Bounding box annotations:
┌──
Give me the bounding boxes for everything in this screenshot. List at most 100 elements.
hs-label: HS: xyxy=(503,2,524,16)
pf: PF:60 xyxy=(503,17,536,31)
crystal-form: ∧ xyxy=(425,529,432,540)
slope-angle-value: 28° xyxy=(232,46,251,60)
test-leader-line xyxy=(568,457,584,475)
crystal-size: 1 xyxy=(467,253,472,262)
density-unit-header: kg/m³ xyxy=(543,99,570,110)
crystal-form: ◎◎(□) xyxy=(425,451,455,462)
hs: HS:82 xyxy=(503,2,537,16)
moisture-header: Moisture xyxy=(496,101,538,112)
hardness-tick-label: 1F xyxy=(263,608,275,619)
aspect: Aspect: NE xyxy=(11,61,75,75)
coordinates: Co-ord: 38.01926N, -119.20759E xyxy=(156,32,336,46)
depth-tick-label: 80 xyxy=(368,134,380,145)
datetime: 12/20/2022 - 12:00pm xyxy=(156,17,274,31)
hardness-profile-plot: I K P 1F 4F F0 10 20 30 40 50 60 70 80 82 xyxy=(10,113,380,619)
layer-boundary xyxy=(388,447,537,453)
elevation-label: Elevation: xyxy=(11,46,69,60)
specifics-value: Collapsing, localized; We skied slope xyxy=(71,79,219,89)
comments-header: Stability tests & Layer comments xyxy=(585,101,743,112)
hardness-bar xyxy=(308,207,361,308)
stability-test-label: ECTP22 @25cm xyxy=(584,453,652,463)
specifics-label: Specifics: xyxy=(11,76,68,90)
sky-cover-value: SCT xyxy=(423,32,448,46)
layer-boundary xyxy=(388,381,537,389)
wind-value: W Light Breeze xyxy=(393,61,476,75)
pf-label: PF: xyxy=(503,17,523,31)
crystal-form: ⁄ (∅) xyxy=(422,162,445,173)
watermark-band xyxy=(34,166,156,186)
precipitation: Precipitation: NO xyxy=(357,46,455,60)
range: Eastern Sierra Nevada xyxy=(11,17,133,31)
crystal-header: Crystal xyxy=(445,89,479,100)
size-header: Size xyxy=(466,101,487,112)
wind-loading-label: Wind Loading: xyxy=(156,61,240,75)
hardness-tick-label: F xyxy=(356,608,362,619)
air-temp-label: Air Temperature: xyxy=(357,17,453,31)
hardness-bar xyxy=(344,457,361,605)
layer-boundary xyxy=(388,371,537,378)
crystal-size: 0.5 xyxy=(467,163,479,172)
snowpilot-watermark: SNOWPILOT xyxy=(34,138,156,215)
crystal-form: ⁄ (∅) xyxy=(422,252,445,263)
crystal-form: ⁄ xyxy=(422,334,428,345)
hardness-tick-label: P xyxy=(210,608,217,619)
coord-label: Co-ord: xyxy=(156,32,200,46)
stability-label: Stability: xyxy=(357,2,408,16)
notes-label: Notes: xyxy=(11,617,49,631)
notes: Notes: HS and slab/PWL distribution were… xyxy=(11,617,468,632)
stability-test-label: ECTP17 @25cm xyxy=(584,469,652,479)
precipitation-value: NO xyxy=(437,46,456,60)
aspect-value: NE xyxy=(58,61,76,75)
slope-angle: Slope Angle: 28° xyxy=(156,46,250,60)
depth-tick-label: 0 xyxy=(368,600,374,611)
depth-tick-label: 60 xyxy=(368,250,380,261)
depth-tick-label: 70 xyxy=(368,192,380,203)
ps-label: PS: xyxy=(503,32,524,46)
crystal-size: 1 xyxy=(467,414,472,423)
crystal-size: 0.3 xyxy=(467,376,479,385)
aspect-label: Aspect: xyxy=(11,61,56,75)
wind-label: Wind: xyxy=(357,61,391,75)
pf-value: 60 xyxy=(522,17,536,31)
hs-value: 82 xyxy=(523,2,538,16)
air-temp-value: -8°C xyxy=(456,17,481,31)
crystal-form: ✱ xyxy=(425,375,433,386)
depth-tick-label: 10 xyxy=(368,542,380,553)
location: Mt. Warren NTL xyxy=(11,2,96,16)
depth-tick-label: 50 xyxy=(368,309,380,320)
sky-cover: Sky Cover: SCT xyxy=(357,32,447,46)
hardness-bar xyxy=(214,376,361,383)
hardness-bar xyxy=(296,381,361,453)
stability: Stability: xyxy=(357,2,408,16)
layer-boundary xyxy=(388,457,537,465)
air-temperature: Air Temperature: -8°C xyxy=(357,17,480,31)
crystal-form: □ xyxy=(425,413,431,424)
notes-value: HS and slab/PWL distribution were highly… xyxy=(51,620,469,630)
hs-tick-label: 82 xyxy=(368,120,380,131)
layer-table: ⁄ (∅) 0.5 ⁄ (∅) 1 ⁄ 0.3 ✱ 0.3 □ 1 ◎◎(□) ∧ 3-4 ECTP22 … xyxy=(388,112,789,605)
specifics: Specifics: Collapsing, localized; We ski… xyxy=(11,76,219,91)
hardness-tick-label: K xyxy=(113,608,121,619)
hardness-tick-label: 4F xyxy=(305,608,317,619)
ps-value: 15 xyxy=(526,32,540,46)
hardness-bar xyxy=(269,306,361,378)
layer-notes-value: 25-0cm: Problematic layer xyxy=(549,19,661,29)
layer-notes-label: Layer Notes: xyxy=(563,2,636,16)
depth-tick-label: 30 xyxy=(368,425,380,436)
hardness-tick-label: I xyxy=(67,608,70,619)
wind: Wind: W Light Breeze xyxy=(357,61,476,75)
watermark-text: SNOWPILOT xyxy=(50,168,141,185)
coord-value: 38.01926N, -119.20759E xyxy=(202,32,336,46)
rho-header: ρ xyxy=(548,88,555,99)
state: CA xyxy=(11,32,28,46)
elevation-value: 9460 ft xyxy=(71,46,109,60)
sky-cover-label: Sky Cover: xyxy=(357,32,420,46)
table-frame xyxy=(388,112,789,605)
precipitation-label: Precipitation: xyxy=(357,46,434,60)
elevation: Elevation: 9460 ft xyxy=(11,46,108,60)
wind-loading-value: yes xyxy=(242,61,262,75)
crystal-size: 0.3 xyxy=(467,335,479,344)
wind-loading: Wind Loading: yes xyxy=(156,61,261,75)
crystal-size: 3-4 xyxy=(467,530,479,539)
└──
(What this task involves) Copy the data word for word, starting at its first line and ending at the line that contains "test-leader-line xyxy=(568,457,584,475)", with both of those lines included.

(Reply to the exercise)
Give me the bounding boxes for everything in this screenshot. List at most 100 elements.
hs-label: HS: xyxy=(503,2,524,16)
pf: PF:60 xyxy=(503,17,536,31)
crystal-form: ∧ xyxy=(425,529,432,540)
slope-angle-value: 28° xyxy=(232,46,251,60)
test-leader-line xyxy=(568,457,584,475)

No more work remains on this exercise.